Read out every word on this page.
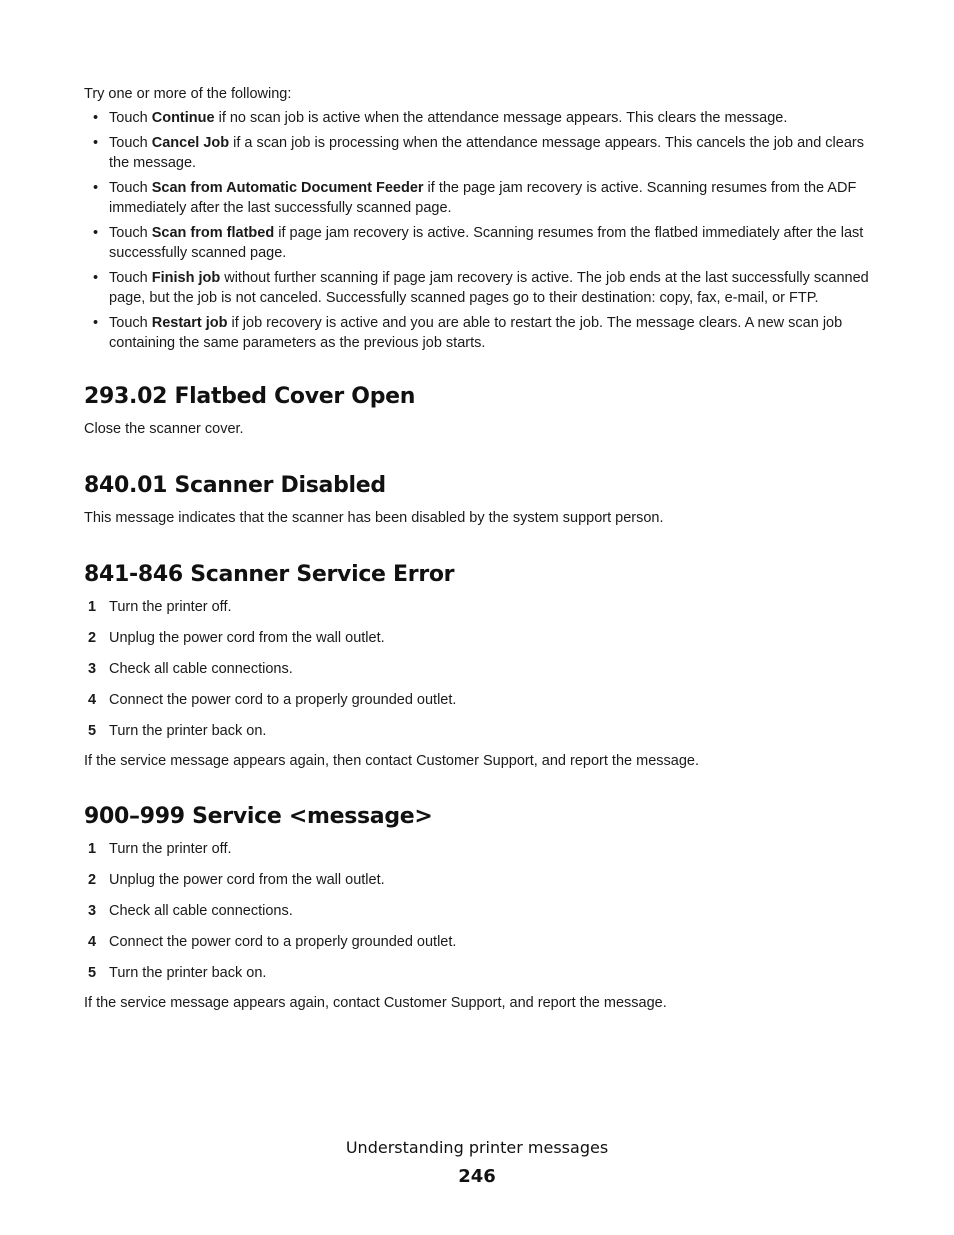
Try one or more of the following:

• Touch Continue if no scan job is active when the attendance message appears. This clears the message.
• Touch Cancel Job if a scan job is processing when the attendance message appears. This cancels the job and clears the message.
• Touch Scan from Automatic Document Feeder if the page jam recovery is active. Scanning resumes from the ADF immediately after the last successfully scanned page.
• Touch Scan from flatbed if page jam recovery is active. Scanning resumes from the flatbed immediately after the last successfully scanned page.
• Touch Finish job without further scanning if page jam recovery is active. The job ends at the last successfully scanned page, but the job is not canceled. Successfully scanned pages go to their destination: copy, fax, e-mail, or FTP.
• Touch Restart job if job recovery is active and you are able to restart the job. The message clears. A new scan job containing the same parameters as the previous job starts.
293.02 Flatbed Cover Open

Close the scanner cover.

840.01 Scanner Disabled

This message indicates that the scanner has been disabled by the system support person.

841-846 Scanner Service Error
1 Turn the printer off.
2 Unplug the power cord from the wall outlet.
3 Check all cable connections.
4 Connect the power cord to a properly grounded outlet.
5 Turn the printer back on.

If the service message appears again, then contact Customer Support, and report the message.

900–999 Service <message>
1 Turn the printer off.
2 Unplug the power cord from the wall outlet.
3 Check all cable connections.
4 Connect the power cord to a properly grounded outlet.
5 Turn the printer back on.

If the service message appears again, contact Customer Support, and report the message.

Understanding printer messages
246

• [EXERCISE DIRECTIONS]: Write out every line of the listing that holds the word "contact".

• [SOLUTION]:
If the service message appears again, then contact Customer Support, and report the message.
If the service message appears again, contact Customer Support, and report the message.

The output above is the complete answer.